# Dataset:
......
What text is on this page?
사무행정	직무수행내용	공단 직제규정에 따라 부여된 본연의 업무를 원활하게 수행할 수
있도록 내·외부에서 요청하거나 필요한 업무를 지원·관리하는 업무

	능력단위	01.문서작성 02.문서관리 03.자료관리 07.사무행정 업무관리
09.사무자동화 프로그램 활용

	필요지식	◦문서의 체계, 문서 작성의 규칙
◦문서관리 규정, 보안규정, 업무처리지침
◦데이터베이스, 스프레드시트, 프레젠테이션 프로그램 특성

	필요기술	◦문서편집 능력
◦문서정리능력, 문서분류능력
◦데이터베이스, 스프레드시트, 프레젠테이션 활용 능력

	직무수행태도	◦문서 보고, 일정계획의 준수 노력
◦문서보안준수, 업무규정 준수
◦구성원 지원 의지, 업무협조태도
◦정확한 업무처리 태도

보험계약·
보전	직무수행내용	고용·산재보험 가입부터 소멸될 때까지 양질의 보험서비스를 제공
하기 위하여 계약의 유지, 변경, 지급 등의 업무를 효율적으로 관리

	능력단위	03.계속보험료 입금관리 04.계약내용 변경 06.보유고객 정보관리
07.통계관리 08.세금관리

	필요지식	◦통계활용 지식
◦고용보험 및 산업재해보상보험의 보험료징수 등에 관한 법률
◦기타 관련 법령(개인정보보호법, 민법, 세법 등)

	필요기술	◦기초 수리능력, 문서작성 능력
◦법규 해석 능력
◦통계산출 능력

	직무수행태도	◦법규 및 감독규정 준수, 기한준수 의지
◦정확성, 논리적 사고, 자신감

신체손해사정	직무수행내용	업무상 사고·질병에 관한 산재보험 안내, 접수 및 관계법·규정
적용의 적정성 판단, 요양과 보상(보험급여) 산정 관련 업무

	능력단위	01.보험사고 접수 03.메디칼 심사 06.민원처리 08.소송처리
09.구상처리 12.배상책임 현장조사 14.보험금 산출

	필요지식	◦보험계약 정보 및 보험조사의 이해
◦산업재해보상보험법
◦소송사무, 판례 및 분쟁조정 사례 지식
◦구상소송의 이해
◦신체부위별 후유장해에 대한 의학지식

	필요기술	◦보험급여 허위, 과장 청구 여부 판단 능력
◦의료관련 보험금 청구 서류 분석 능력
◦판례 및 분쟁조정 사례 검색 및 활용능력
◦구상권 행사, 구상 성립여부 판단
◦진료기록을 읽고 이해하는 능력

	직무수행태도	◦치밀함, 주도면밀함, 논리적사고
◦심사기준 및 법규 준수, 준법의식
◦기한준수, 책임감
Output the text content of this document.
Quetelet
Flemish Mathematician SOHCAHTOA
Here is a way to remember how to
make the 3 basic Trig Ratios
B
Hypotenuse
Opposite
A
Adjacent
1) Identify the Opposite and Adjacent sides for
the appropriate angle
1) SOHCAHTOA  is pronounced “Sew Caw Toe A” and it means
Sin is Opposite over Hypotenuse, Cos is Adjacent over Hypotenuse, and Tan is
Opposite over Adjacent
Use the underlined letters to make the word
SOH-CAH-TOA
......
# Stated goal:
Quote every entry exactly.

# Task response:
What text is on this page?
사무행정	직무수행내용	공단 직제규정에 따라 부여된 본연의 업무를 원활하게 수행할 수
있도록 내·외부에서 요청하거나 필요한 업무를 지원·관리하는 업무

	능력단위	01.문서작성 02.문서관리 03.자료관리 07.사무행정 업무관리
09.사무자동화 프로그램 활용

	필요지식	◦문서의 체계, 문서 작성의 규칙
◦문서관리 규정, 보안규정, 업무처리지침
◦데이터베이스, 스프레드시트, 프레젠테이션 프로그램 특성

	필요기술	◦문서편집 능력
◦문서정리능력, 문서분류능력
◦데이터베이스, 스프레드시트, 프레젠테이션 활용 능력

	직무수행태도	◦문서 보고, 일정계획의 준수 노력
◦문서보안준수, 업무규정 준수
◦구성원 지원 의지, 업무협조태도
◦정확한 업무처리 태도

보험계약·
보전	직무수행내용	고용·산재보험 가입부터 소멸될 때까지 양질의 보험서비스를 제공
하기 위하여 계약의 유지, 변경, 지급 등의 업무를 효율적으로 관리

	능력단위	03.계속보험료 입금관리 04.계약내용 변경 06.보유고객 정보관리
07.통계관리 08.세금관리

	필요지식	◦통계활용 지식
◦고용보험 및 산업재해보상보험의 보험료징수 등에 관한 법률
◦기타 관련 법령(개인정보보호법, 민법, 세법 등)

	필요기술	◦기초 수리능력, 문서작성 능력
◦법규 해석 능력
◦통계산출 능력

	직무수행태도	◦법규 및 감독규정 준수, 기한준수 의지
◦정확성, 논리적 사고, 자신감

신체손해사정	직무수행내용	업무상 사고·질병에 관한 산재보험 안내, 접수 및 관계법·규정
적용의 적정성 판단, 요양과 보상(보험급여) 산정 관련 업무

	능력단위	01.보험사고 접수 03.메디칼 심사 06.민원처리 08.소송처리
09.구상처리 12.배상책임 현장조사 14.보험금 산출

	필요지식	◦보험계약 정보 및 보험조사의 이해
◦산업재해보상보험법
◦소송사무, 판례 및 분쟁조정 사례 지식
◦구상소송의 이해
◦신체부위별 후유장해에 대한 의학지식

	필요기술	◦보험급여 허위, 과장 청구 여부 판단 능력
◦의료관련 보험금 청구 서류 분석 능력
◦판례 및 분쟁조정 사례 검색 및 활용능력
◦구상권 행사, 구상 성립여부 판단
◦진료기록을 읽고 이해하는 능력

	직무수행태도	◦치밀함, 주도면밀함, 논리적사고
◦심사기준 및 법규 준수, 준법의식
◦기한준수, 책임감
Output the text content of this document.
Quetelet
Flemish Mathematician SOHCAHTOA
Here is a way to remember how to
make the 3 basic Trig Ratios
B
Hypotenuse
Opposite
A
Adjacent
1) Identify the Opposite and Adjacent sides for
the appropriate angle
1) SOHCAHTOA  is pronounced “Sew Caw Toe A” and it means
Sin is Opposite over Hypotenuse, Cos is Adjacent over Hypotenuse, and Tan is
Opposite over Adjacent
Use the underlined letters to make the word
SOH-CAH-TOA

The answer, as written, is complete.